## TASK MATERIAL
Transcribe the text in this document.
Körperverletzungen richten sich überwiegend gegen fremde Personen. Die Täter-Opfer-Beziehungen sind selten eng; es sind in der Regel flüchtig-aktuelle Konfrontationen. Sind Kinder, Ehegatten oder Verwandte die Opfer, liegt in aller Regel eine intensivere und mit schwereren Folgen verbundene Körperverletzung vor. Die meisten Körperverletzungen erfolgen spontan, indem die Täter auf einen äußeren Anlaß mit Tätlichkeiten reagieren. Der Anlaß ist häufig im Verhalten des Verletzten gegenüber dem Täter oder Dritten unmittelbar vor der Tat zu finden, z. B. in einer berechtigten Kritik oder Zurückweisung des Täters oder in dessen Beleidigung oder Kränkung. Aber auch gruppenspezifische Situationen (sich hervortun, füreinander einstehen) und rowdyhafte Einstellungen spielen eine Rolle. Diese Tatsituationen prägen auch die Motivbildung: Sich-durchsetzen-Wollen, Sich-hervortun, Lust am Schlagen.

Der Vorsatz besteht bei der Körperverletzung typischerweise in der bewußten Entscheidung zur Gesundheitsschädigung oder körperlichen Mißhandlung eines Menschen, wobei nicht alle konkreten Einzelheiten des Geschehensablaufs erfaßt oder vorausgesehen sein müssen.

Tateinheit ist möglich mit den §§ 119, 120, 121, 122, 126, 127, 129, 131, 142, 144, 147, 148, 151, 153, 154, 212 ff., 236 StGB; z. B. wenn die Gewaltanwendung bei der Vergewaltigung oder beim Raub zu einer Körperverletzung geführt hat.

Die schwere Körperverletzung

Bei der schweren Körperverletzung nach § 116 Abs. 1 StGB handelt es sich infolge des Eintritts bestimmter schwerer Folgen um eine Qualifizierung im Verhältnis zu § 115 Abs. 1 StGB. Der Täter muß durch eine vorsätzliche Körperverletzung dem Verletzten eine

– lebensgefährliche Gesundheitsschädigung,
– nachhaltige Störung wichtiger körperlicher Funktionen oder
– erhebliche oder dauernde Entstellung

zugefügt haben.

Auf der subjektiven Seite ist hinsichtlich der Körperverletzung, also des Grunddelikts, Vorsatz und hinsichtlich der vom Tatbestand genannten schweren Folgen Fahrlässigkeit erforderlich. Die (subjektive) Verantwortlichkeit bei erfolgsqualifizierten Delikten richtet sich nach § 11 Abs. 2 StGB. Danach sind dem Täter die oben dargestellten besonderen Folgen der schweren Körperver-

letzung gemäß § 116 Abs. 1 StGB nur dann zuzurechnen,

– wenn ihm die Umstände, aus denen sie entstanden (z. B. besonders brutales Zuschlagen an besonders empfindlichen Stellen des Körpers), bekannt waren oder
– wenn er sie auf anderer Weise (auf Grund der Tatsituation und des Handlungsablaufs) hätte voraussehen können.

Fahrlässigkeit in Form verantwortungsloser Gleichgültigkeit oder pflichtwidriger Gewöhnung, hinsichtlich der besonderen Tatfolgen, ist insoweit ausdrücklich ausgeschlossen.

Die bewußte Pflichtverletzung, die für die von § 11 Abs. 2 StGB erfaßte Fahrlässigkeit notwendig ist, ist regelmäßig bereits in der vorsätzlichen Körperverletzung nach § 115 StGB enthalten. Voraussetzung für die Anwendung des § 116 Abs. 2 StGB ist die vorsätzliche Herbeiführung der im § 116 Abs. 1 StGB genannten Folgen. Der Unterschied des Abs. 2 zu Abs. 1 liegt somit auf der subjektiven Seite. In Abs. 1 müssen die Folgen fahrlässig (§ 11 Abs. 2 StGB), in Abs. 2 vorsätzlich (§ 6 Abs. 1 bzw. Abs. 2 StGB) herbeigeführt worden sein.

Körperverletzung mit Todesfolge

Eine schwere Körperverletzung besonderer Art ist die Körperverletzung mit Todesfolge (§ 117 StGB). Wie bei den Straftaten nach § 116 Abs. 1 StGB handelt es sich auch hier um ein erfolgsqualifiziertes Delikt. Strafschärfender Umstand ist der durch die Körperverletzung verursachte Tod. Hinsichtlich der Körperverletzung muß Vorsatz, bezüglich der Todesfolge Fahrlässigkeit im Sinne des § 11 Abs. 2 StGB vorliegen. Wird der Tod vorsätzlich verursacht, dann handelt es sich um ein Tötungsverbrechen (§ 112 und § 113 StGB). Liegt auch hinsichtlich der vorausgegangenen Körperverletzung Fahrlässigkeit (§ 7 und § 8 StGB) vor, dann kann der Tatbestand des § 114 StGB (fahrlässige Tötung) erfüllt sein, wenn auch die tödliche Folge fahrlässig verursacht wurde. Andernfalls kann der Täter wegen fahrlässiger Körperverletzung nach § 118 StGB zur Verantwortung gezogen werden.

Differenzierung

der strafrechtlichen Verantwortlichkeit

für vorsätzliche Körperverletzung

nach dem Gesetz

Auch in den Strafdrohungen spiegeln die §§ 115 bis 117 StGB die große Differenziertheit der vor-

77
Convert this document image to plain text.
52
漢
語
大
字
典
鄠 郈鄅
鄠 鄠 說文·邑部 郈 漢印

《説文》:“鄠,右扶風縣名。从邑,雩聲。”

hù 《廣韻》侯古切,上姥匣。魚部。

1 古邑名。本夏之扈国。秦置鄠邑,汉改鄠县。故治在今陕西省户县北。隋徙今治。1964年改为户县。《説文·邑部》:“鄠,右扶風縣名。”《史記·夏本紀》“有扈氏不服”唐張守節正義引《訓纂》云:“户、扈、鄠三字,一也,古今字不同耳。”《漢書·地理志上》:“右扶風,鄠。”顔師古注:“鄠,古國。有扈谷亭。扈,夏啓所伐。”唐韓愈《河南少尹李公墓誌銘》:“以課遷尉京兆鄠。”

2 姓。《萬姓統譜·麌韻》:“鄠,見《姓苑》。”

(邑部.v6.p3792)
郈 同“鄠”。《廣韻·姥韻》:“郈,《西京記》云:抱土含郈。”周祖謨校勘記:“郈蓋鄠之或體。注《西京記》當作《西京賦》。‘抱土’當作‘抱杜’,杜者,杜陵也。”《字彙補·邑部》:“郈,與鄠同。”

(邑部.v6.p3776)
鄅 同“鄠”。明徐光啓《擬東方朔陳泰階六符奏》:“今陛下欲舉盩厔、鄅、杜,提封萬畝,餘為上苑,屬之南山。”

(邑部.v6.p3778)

## THE PROBLEM
Copy out each line exactly as written.

## WRITTEN RESPONSE
Transcribe the text in this document.
Körperverletzungen richten sich überwiegend gegen fremde Personen. Die Täter-Opfer-Beziehungen sind selten eng; es sind in der Regel flüchtig-aktuelle Konfrontationen. Sind Kinder, Ehegatten oder Verwandte die Opfer, liegt in aller Regel eine intensivere und mit schwereren Folgen verbundene Körperverletzung vor. Die meisten Körperverletzungen erfolgen spontan, indem die Täter auf einen äußeren Anlaß mit Tätlichkeiten reagieren. Der Anlaß ist häufig im Verhalten des Verletzten gegenüber dem Täter oder Dritten unmittelbar vor der Tat zu finden, z. B. in einer berechtigten Kritik oder Zurückweisung des Täters oder in dessen Beleidigung oder Kränkung. Aber auch gruppenspezifische Situationen (sich hervortun, füreinander einstehen) und rowdyhafte Einstellungen spielen eine Rolle. Diese Tatsituationen prägen auch die Motivbildung: Sich-durchsetzen-Wollen, Sich-hervortun, Lust am Schlagen.

Der Vorsatz besteht bei der Körperverletzung typischerweise in der bewußten Entscheidung zur Gesundheitsschädigung oder körperlichen Mißhandlung eines Menschen, wobei nicht alle konkreten Einzelheiten des Geschehensablaufs erfaßt oder vorausgesehen sein müssen.

Tateinheit ist möglich mit den §§ 119, 120, 121, 122, 126, 127, 129, 131, 142, 144, 147, 148, 151, 153, 154, 212 ff., 236 StGB; z. B. wenn die Gewaltanwendung bei der Vergewaltigung oder beim Raub zu einer Körperverletzung geführt hat.

Die schwere Körperverletzung

Bei der schweren Körperverletzung nach § 116 Abs. 1 StGB handelt es sich infolge des Eintritts bestimmter schwerer Folgen um eine Qualifizierung im Verhältnis zu § 115 Abs. 1 StGB. Der Täter muß durch eine vorsätzliche Körperverletzung dem Verletzten eine

– lebensgefährliche Gesundheitsschädigung,
– nachhaltige Störung wichtiger körperlicher Funktionen oder
– erhebliche oder dauernde Entstellung

zugefügt haben.

Auf der subjektiven Seite ist hinsichtlich der Körperverletzung, also des Grunddelikts, Vorsatz und hinsichtlich der vom Tatbestand genannten schweren Folgen Fahrlässigkeit erforderlich. Die (subjektive) Verantwortlichkeit bei erfolgsqualifizierten Delikten richtet sich nach § 11 Abs. 2 StGB. Danach sind dem Täter die oben dargestellten besonderen Folgen der schweren Körperver-

letzung gemäß § 116 Abs. 1 StGB nur dann zuzurechnen,

– wenn ihm die Umstände, aus denen sie entstanden (z. B. besonders brutales Zuschlagen an besonders empfindlichen Stellen des Körpers), bekannt waren oder
– wenn er sie auf anderer Weise (auf Grund der Tatsituation und des Handlungsablaufs) hätte voraussehen können.

Fahrlässigkeit in Form verantwortungsloser Gleichgültigkeit oder pflichtwidriger Gewöhnung, hinsichtlich der besonderen Tatfolgen, ist insoweit ausdrücklich ausgeschlossen.

Die bewußte Pflichtverletzung, die für die von § 11 Abs. 2 StGB erfaßte Fahrlässigkeit notwendig ist, ist regelmäßig bereits in der vorsätzlichen Körperverletzung nach § 115 StGB enthalten. Voraussetzung für die Anwendung des § 116 Abs. 2 StGB ist die vorsätzliche Herbeiführung der im § 116 Abs. 1 StGB genannten Folgen. Der Unterschied des Abs. 2 zu Abs. 1 liegt somit auf der subjektiven Seite. In Abs. 1 müssen die Folgen fahrlässig (§ 11 Abs. 2 StGB), in Abs. 2 vorsätzlich (§ 6 Abs. 1 bzw. Abs. 2 StGB) herbeigeführt worden sein.

Körperverletzung mit Todesfolge

Eine schwere Körperverletzung besonderer Art ist die Körperverletzung mit Todesfolge (§ 117 StGB). Wie bei den Straftaten nach § 116 Abs. 1 StGB handelt es sich auch hier um ein erfolgsqualifiziertes Delikt. Strafschärfender Umstand ist der durch die Körperverletzung verursachte Tod. Hinsichtlich der Körperverletzung muß Vorsatz, bezüglich der Todesfolge Fahrlässigkeit im Sinne des § 11 Abs. 2 StGB vorliegen. Wird der Tod vorsätzlich verursacht, dann handelt es sich um ein Tötungsverbrechen (§ 112 und § 113 StGB). Liegt auch hinsichtlich der vorausgegangenen Körperverletzung Fahrlässigkeit (§ 7 und § 8 StGB) vor, dann kann der Tatbestand des § 114 StGB (fahrlässige Tötung) erfüllt sein, wenn auch die tödliche Folge fahrlässig verursacht wurde. Andernfalls kann der Täter wegen fahrlässiger Körperverletzung nach § 118 StGB zur Verantwortung gezogen werden.

Differenzierung

der strafrechtlichen Verantwortlichkeit

für vorsätzliche Körperverletzung

nach dem Gesetz

Auch in den Strafdrohungen spiegeln die §§ 115 bis 117 StGB die große Differenziertheit der vor-

77
Convert this document image to plain text.
52
漢
語
大
字
典
鄠 郈鄅
鄠 鄠 說文·邑部 郈 漢印

《説文》:“鄠,右扶風縣名。从邑,雩聲。”

hù 《廣韻》侯古切,上姥匣。魚部。

1 古邑名。本夏之扈国。秦置鄠邑,汉改鄠县。故治在今陕西省户县北。隋徙今治。1964年改为户县。《説文·邑部》:“鄠,右扶風縣名。”《史記·夏本紀》“有扈氏不服”唐張守節正義引《訓纂》云:“户、扈、鄠三字,一也,古今字不同耳。”《漢書·地理志上》:“右扶風,鄠。”顔師古注:“鄠,古國。有扈谷亭。扈,夏啓所伐。”唐韓愈《河南少尹李公墓誌銘》:“以課遷尉京兆鄠。”

2 姓。《萬姓統譜·麌韻》:“鄠,見《姓苑》。”

(邑部.v6.p3792)
郈 同“鄠”。《廣韻·姥韻》:“郈,《西京記》云:抱土含郈。”周祖謨校勘記:“郈蓋鄠之或體。注《西京記》當作《西京賦》。‘抱土’當作‘抱杜’,杜者,杜陵也。”《字彙補·邑部》:“郈,與鄠同。”

(邑部.v6.p3776)
鄅 同“鄠”。明徐光啓《擬東方朔陳泰階六符奏》:“今陛下欲舉盩厔、鄅、杜,提封萬畝,餘為上苑,屬之南山。”

(邑部.v6.p3778)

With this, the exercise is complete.